BEGIN Given entries

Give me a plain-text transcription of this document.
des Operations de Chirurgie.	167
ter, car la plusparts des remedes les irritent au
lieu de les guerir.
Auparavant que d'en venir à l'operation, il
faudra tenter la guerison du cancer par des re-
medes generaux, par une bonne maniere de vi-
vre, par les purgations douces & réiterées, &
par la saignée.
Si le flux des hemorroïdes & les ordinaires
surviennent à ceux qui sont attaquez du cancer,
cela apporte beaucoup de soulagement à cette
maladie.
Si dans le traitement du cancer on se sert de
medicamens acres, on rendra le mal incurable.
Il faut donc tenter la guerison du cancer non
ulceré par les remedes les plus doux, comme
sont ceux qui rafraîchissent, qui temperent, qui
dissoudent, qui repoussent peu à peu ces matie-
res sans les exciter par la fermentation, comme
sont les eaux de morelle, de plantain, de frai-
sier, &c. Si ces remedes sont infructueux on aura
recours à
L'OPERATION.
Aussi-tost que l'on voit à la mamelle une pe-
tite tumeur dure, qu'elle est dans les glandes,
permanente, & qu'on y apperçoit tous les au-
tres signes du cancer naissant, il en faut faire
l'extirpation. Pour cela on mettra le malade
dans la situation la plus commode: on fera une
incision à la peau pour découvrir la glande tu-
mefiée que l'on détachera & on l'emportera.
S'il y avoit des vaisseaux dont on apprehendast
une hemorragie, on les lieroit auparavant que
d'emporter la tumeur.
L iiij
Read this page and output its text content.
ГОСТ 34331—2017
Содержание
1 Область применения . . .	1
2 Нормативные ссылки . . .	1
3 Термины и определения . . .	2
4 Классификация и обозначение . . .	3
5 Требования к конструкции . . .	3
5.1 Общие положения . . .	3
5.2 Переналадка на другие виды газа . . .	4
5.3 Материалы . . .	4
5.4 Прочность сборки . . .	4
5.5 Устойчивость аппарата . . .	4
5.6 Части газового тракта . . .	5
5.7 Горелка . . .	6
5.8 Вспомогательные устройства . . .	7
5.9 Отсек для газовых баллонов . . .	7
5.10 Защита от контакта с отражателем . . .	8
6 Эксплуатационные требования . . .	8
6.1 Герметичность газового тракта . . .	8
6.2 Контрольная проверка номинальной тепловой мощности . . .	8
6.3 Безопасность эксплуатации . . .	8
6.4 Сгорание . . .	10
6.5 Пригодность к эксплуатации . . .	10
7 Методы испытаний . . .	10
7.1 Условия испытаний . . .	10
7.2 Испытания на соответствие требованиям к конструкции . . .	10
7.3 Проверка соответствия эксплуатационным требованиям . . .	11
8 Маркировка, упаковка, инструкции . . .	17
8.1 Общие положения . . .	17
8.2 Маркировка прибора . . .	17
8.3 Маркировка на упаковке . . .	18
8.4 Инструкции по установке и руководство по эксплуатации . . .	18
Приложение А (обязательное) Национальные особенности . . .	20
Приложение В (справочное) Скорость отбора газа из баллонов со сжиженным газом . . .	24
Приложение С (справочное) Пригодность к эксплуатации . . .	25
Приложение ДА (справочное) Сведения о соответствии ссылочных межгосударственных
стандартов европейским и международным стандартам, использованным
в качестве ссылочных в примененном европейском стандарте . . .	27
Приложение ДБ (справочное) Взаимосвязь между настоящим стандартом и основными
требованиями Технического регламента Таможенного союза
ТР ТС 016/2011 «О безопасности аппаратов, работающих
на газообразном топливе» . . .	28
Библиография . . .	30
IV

END Given entries

**Aim of the exercise**
Reproduce each entry above exactly, keeping every word.

**Final result**
Give me a plain-text transcription of this document.
des Operations de Chirurgie.	167
ter, car la plusparts des remedes les irritent au
lieu de les guerir.
Auparavant que d'en venir à l'operation, il
faudra tenter la guerison du cancer par des re-
medes generaux, par une bonne maniere de vi-
vre, par les purgations douces & réiterées, &
par la saignée.
Si le flux des hemorroïdes & les ordinaires
surviennent à ceux qui sont attaquez du cancer,
cela apporte beaucoup de soulagement à cette
maladie.
Si dans le traitement du cancer on se sert de
medicamens acres, on rendra le mal incurable.
Il faut donc tenter la guerison du cancer non
ulceré par les remedes les plus doux, comme
sont ceux qui rafraîchissent, qui temperent, qui
dissoudent, qui repoussent peu à peu ces matie-
res sans les exciter par la fermentation, comme
sont les eaux de morelle, de plantain, de frai-
sier, &c. Si ces remedes sont infructueux on aura
recours à
L'OPERATION.
Aussi-tost que l'on voit à la mamelle une pe-
tite tumeur dure, qu'elle est dans les glandes,
permanente, & qu'on y apperçoit tous les au-
tres signes du cancer naissant, il en faut faire
l'extirpation. Pour cela on mettra le malade
dans la situation la plus commode: on fera une
incision à la peau pour découvrir la glande tu-
mefiée que l'on détachera & on l'emportera.
S'il y avoit des vaisseaux dont on apprehendast
une hemorragie, on les lieroit auparavant que
d'emporter la tumeur.
L iiij
Read this page and output its text content.
ГОСТ 34331—2017
Содержание
1 Область применения . . .	1
2 Нормативные ссылки . . .	1
3 Термины и определения . . .	2
4 Классификация и обозначение . . .	3
5 Требования к конструкции . . .	3
5.1 Общие положения . . .	3
5.2 Переналадка на другие виды газа . . .	4
5.3 Материалы . . .	4
5.4 Прочность сборки . . .	4
5.5 Устойчивость аппарата . . .	4
5.6 Части газового тракта . . .	5
5.7 Горелка . . .	6
5.8 Вспомогательные устройства . . .	7
5.9 Отсек для газовых баллонов . . .	7
5.10 Защита от контакта с отражателем . . .	8
6 Эксплуатационные требования . . .	8
6.1 Герметичность газового тракта . . .	8
6.2 Контрольная проверка номинальной тепловой мощности . . .	8
6.3 Безопасность эксплуатации . . .	8
6.4 Сгорание . . .	10
6.5 Пригодность к эксплуатации . . .	10
7 Методы испытаний . . .	10
7.1 Условия испытаний . . .	10
7.2 Испытания на соответствие требованиям к конструкции . . .	10
7.3 Проверка соответствия эксплуатационным требованиям . . .	11
8 Маркировка, упаковка, инструкции . . .	17
8.1 Общие положения . . .	17
8.2 Маркировка прибора . . .	17
8.3 Маркировка на упаковке . . .	18
8.4 Инструкции по установке и руководство по эксплуатации . . .	18
Приложение А (обязательное) Национальные особенности . . .	20
Приложение В (справочное) Скорость отбора газа из баллонов со сжиженным газом . . .	24
Приложение С (справочное) Пригодность к эксплуатации . . .	25
Приложение ДА (справочное) Сведения о соответствии ссылочных межгосударственных
стандартов европейским и международным стандартам, использованным
в качестве ссылочных в примененном европейском стандарте . . .	27
Приложение ДБ (справочное) Взаимосвязь между настоящим стандартом и основными
требованиями Технического регламента Таможенного союза
ТР ТС 016/2011 «О безопасности аппаратов, работающих
на газообразном топливе» . . .	28
Библиография . . .	30
IV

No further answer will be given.